[Stored data]
# # #
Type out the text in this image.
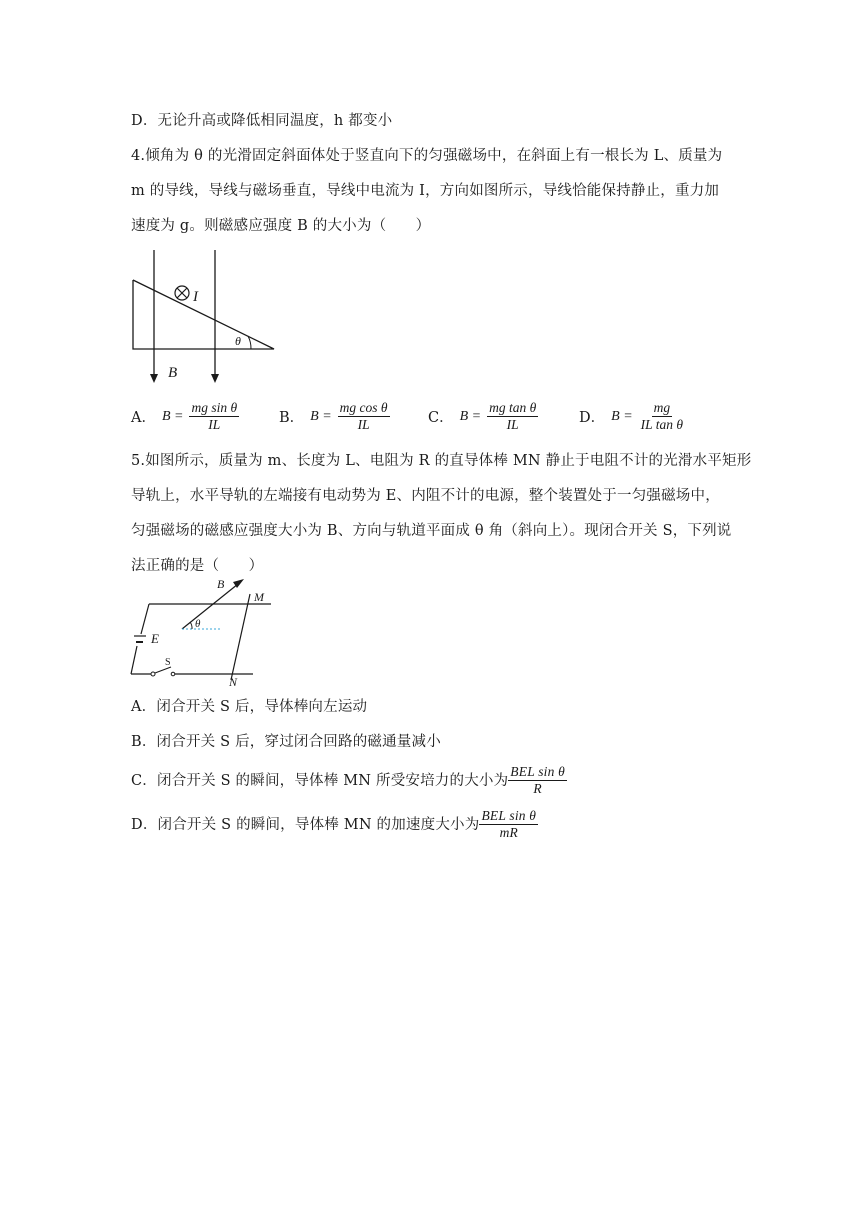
D．无论升高或降低相同温度，h 都变小
4.倾角为 θ 的光滑固定斜面体处于竖直向下的匀强磁场中，在斜面上有一根长为 L、质量为
m 的导线，导线与磁场垂直，导线中电流为 I，方向如图所示，导线恰能保持静止，重力加
速度为 g。则磁感应强度 B 的大小为（　　）
I
θ
B
A． $B = \frac{\text{mg sin θ}}{IL}$	B． $B = \frac{\text{mg cos θ}}{IL}$	C． $B = \frac{\text{mg tan θ}}{IL}$	D． $B = \frac{mg}{\text{IL tan θ}}$
5.如图所示，质量为 m、长度为 L、电阻为 R 的直导体棒 MN 静止于电阻不计的光滑水平矩形
导轨上，水平导轨的左端接有电动势为 E、内阻不计的电源，整个装置处于一匀强磁场中，
匀强磁场的磁感应强度大小为 B、方向与轨道平面成 θ 角（斜向上）。现闭合开关 S，下列说
法正确的是（　　）
E
S
M
N
B
θ
A．闭合开关 S 后，导体棒向左运动
B．闭合开关 S 后，穿过闭合回路的磁通量减小
C．闭合开关 S 的瞬间，导体棒 MN 所受安培力的大小为 $\frac{\text{BEL sin θ}}{R}$
D．闭合开关 S 的瞬间，导体棒 MN 的加速度大小为 $\frac{\text{BEL sin θ}}{mR}$
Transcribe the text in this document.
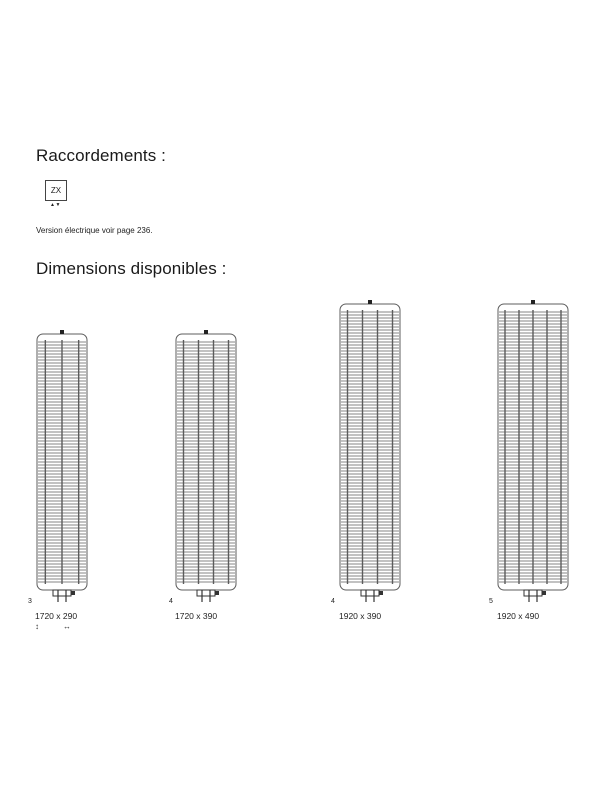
Raccordements :
ZX
▲▼
Version électrique voir page 236.
Dimensions disponibles :
3
1720 x 290
4
1720 x 390
4
1920 x 390
5
1920 x 490
↕	↔
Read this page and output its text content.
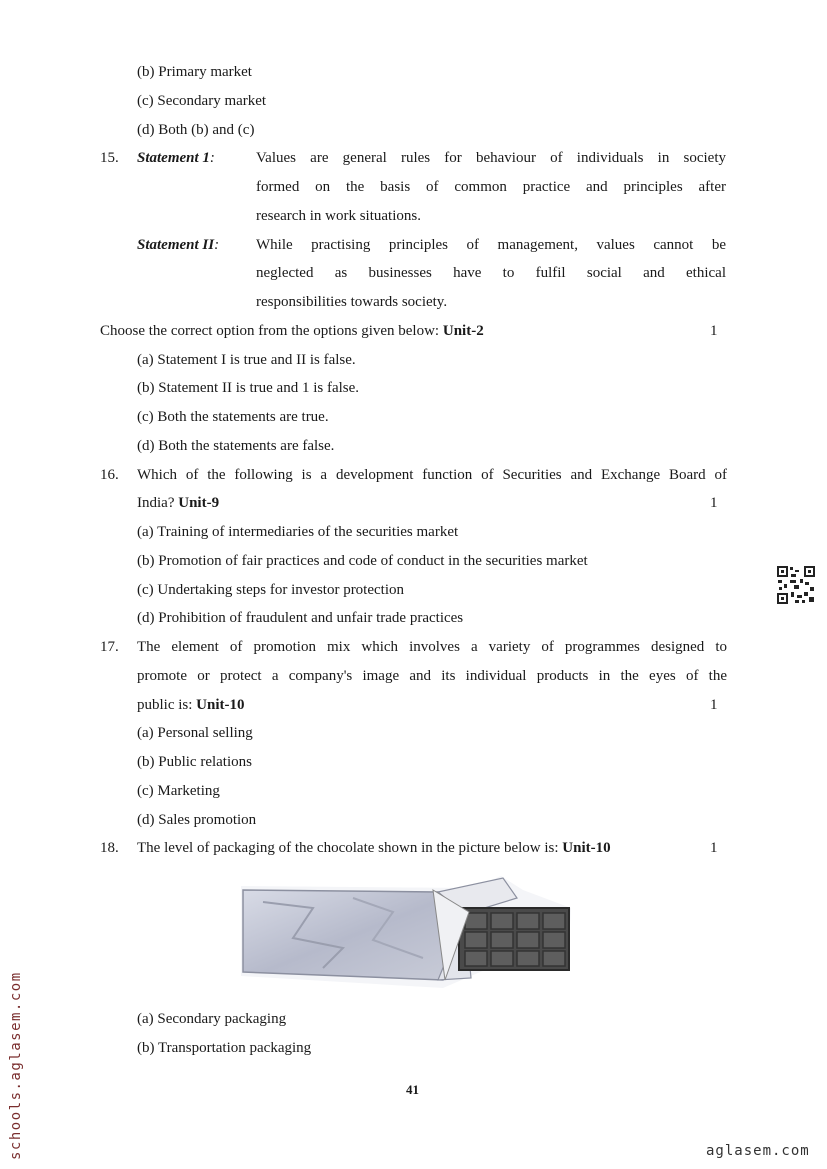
(b) Primary market
(c) Secondary market
(d) Both (b) and (c)
15. Statement 1:	Values are general rules for behaviour of individuals in society
formed on the basis of common practice and principles after
research in work situations.
Statement II: While practising principles of management, values cannot be
neglected as businesses have to fulfil social and ethical
responsibilities towards society.
Choose the correct option from the options given below: Unit-2	1
(a) Statement I is true and II is false.
(b) Statement II is true and 1 is false.
(c) Both the statements are true.
(d) Both the statements are false.
16. Which of the following is a development function of Securities and Exchange Board of
India? Unit-9	1
(a) Training of intermediaries of the securities market
(b) Promotion of fair practices and code of conduct in the securities market
(c) Undertaking steps for investor protection
(d) Prohibition of fraudulent and unfair trade practices
17. The element of promotion mix which involves a variety of programmes designed to
promote or protect a company's image and its individual products in the eyes of the
public is: Unit-10	1
(a) Personal selling
(b) Public relations
(c) Marketing
(d) Sales promotion
18. The level of packaging of the chocolate shown in the picture below is: Unit-10	1
(a) Secondary packaging
(b) Transportation packaging
41
schools.aglasem.com	aglasem.com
# # #
What needs to be done: Reproduce the material above verbatim; omit every picture.

Reply to the exercise:
Type out the text in this image.
D．无论升高或降低相同温度，h 都变小
4.倾角为 θ 的光滑固定斜面体处于竖直向下的匀强磁场中，在斜面上有一根长为 L、质量为
m 的导线，导线与磁场垂直，导线中电流为 I，方向如图所示，导线恰能保持静止，重力加
速度为 g。则磁感应强度 B 的大小为（　　）
I
θ
B
A． $B = \frac{\text{mg sin θ}}{IL}$	B． $B = \frac{\text{mg cos θ}}{IL}$	C． $B = \frac{\text{mg tan θ}}{IL}$	D． $B = \frac{mg}{\text{IL tan θ}}$
5.如图所示，质量为 m、长度为 L、电阻为 R 的直导体棒 MN 静止于电阻不计的光滑水平矩形
导轨上，水平导轨的左端接有电动势为 E、内阻不计的电源，整个装置处于一匀强磁场中，
匀强磁场的磁感应强度大小为 B、方向与轨道平面成 θ 角（斜向上）。现闭合开关 S，下列说
法正确的是（　　）
E
S
M
N
B
θ
A．闭合开关 S 后，导体棒向左运动
B．闭合开关 S 后，穿过闭合回路的磁通量减小
C．闭合开关 S 的瞬间，导体棒 MN 所受安培力的大小为 $\frac{\text{BEL sin θ}}{R}$
D．闭合开关 S 的瞬间，导体棒 MN 的加速度大小为 $\frac{\text{BEL sin θ}}{mR}$
Transcribe the text in this document.
Raccordements :
ZX
▲▼
Version électrique voir page 236.
Dimensions disponibles :
3
1720 x 290
4
1720 x 390
4
1920 x 390
5
1920 x 490
↕	↔
Read this page and output its text content.
(b) Primary market
(c) Secondary market
(d) Both (b) and (c)
15. Statement 1:	Values are general rules for behaviour of individuals in society
formed on the basis of common practice and principles after
research in work situations.
Statement II: While practising principles of management, values cannot be
neglected as businesses have to fulfil social and ethical
responsibilities towards society.
Choose the correct option from the options given below: Unit-2	1
(a) Statement I is true and II is false.
(b) Statement II is true and 1 is false.
(c) Both the statements are true.
(d) Both the statements are false.
16. Which of the following is a development function of Securities and Exchange Board of
India? Unit-9	1
(a) Training of intermediaries of the securities market
(b) Promotion of fair practices and code of conduct in the securities market
(c) Undertaking steps for investor protection
(d) Prohibition of fraudulent and unfair trade practices
17. The element of promotion mix which involves a variety of programmes designed to
promote or protect a company's image and its individual products in the eyes of the
public is: Unit-10	1
(a) Personal selling
(b) Public relations
(c) Marketing
(d) Sales promotion
18. The level of packaging of the chocolate shown in the picture below is: Unit-10	1
(a) Secondary packaging
(b) Transportation packaging
41
schools.aglasem.com	aglasem.com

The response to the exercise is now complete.